Return all lines below containing the word "Hide".

[BEGIN]

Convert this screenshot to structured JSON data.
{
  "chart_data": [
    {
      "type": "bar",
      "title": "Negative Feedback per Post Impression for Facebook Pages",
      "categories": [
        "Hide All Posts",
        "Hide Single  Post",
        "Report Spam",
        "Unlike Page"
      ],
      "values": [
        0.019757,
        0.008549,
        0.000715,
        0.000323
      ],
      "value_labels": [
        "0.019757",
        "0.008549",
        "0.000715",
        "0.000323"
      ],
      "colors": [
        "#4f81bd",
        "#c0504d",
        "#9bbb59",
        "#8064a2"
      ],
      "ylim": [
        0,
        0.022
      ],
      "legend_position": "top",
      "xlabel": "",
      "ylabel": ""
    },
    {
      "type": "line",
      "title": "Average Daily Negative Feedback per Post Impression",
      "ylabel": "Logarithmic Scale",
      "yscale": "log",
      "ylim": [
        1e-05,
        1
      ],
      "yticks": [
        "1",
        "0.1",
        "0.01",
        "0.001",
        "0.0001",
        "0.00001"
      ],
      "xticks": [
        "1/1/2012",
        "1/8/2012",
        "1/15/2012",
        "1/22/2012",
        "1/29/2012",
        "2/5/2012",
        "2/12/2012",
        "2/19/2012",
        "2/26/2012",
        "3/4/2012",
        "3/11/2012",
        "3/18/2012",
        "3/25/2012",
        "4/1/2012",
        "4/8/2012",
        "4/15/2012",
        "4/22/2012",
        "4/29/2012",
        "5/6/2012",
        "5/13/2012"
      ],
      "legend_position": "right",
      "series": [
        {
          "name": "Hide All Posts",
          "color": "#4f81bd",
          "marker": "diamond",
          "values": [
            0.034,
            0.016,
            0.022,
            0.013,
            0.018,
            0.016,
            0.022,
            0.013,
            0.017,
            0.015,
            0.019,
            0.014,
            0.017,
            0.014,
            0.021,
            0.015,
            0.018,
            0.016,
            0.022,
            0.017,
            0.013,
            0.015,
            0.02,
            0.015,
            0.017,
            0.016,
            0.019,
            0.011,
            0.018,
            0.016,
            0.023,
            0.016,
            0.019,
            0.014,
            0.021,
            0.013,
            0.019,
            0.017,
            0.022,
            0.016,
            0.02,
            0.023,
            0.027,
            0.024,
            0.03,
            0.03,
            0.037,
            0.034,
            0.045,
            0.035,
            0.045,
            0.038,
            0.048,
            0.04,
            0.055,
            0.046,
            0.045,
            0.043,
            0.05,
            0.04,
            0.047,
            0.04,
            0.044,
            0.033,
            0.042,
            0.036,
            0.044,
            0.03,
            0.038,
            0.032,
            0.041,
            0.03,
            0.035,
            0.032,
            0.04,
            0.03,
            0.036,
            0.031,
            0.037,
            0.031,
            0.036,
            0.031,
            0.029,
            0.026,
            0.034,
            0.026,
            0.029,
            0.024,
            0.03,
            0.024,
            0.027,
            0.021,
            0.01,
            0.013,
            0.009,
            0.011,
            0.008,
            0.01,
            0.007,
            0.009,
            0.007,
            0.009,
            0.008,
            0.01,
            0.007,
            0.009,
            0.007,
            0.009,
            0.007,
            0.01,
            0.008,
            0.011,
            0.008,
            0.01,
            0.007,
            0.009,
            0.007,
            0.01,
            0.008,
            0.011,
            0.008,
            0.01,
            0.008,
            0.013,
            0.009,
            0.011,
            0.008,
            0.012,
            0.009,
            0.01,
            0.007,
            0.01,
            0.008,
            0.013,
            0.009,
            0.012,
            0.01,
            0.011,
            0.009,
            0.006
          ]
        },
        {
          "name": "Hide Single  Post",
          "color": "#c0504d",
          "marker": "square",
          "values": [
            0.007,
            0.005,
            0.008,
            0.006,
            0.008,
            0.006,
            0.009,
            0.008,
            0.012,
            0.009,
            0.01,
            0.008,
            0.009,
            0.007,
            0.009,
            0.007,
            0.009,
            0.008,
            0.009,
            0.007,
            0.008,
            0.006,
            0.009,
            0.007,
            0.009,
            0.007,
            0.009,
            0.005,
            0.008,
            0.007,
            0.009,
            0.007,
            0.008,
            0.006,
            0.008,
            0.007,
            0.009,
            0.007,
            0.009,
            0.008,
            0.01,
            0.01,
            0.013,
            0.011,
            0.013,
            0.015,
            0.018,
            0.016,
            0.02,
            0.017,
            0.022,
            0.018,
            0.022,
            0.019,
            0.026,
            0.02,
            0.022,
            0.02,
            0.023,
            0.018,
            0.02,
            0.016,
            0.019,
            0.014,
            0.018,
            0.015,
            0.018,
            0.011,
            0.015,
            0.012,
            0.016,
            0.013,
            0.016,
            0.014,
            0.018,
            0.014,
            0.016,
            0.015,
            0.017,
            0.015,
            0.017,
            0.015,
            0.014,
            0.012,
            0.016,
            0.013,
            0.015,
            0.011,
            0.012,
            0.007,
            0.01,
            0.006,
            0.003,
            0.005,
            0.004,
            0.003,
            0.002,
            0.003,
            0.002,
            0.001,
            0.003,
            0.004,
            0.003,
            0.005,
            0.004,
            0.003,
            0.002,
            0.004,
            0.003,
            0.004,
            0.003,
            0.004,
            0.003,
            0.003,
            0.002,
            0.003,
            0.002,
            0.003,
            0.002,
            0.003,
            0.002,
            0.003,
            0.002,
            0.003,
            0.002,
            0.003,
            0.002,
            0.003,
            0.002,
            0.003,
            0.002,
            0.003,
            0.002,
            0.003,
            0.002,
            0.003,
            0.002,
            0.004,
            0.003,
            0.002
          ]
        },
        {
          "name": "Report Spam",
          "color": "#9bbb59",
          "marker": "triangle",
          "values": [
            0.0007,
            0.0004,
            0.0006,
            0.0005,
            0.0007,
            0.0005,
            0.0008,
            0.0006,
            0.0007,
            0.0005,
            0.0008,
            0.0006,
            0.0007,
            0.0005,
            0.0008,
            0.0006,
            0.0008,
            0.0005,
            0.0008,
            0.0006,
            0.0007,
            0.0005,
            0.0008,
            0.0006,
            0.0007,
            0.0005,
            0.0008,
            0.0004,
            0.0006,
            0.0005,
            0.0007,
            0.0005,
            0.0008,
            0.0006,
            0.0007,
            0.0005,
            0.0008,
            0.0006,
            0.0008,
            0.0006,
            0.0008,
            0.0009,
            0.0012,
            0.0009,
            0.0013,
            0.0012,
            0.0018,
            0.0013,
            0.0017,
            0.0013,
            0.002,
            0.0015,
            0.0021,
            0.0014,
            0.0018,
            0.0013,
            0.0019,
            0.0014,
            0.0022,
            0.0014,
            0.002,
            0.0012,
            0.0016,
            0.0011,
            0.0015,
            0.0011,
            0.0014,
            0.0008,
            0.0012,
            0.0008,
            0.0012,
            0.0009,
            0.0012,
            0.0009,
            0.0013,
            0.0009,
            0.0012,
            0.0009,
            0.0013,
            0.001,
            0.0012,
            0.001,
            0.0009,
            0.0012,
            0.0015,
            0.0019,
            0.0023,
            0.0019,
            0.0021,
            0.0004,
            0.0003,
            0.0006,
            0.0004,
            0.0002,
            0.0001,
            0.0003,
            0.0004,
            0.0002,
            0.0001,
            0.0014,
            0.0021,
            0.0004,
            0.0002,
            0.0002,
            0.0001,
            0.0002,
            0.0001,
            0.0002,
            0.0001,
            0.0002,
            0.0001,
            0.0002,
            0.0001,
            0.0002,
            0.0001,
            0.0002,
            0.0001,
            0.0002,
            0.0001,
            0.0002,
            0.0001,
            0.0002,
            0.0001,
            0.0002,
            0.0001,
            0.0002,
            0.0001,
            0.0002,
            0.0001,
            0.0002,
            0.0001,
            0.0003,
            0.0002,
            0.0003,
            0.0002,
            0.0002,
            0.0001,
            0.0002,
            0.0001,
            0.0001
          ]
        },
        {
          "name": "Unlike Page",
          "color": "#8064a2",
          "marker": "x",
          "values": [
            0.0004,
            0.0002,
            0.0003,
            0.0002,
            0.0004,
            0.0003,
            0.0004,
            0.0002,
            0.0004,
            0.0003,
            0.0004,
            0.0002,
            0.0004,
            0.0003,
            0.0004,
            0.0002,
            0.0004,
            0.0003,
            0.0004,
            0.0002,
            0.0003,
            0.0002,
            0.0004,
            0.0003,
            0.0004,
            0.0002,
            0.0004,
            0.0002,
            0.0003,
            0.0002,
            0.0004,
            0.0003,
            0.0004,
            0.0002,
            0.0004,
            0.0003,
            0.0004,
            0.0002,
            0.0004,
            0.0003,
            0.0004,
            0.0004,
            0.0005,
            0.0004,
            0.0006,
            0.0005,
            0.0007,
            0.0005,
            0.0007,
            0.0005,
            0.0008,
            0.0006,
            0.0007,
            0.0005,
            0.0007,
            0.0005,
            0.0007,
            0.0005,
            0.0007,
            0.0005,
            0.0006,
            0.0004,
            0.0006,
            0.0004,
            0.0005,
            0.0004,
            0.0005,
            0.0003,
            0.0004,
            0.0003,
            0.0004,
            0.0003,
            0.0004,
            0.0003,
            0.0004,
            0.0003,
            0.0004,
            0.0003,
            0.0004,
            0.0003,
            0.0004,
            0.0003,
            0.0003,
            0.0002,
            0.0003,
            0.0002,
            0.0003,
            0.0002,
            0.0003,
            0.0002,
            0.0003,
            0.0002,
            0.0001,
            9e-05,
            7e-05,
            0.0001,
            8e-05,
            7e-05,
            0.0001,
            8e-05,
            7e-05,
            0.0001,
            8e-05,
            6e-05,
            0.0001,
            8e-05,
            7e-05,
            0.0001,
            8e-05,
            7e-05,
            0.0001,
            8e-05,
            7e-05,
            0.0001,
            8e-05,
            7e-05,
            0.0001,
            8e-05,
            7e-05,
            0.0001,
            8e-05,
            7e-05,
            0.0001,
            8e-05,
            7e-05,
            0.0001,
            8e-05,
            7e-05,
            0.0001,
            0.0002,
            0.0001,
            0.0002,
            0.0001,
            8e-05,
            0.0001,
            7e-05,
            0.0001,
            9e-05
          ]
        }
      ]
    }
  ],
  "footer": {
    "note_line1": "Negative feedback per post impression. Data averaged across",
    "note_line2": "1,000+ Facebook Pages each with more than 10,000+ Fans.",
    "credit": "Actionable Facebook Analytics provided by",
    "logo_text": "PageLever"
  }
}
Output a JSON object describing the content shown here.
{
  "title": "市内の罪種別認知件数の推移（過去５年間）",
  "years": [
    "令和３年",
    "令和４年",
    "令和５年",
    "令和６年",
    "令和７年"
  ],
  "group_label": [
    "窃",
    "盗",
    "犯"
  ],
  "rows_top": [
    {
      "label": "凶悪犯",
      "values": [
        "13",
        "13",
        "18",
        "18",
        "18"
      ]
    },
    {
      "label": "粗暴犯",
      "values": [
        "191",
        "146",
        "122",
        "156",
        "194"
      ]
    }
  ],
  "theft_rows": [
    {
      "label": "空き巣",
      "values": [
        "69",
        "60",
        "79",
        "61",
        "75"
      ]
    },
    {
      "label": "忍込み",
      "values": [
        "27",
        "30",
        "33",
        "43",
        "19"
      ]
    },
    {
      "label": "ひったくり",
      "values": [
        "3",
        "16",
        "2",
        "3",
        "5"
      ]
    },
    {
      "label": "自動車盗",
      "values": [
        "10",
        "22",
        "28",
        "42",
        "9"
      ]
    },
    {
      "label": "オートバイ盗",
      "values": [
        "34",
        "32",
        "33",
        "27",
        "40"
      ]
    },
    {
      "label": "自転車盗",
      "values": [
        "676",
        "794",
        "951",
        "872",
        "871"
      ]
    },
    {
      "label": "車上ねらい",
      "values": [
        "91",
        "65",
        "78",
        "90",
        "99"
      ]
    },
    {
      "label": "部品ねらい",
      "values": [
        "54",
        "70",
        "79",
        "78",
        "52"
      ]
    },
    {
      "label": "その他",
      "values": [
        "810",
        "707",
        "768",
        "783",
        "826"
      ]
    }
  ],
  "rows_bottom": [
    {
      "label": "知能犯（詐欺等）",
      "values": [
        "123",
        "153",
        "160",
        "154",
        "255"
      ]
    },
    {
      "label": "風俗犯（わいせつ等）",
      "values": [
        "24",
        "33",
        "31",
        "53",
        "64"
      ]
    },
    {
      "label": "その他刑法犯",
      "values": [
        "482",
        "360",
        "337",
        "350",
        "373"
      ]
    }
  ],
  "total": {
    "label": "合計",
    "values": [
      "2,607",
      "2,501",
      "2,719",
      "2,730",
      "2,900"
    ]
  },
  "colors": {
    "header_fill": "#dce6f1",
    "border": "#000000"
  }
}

[END]

* _Reply_
        "Hide All Posts",
        "Hide Single  Post",
          "name": "Hide All Posts",
          "name": "Hide Single  Post",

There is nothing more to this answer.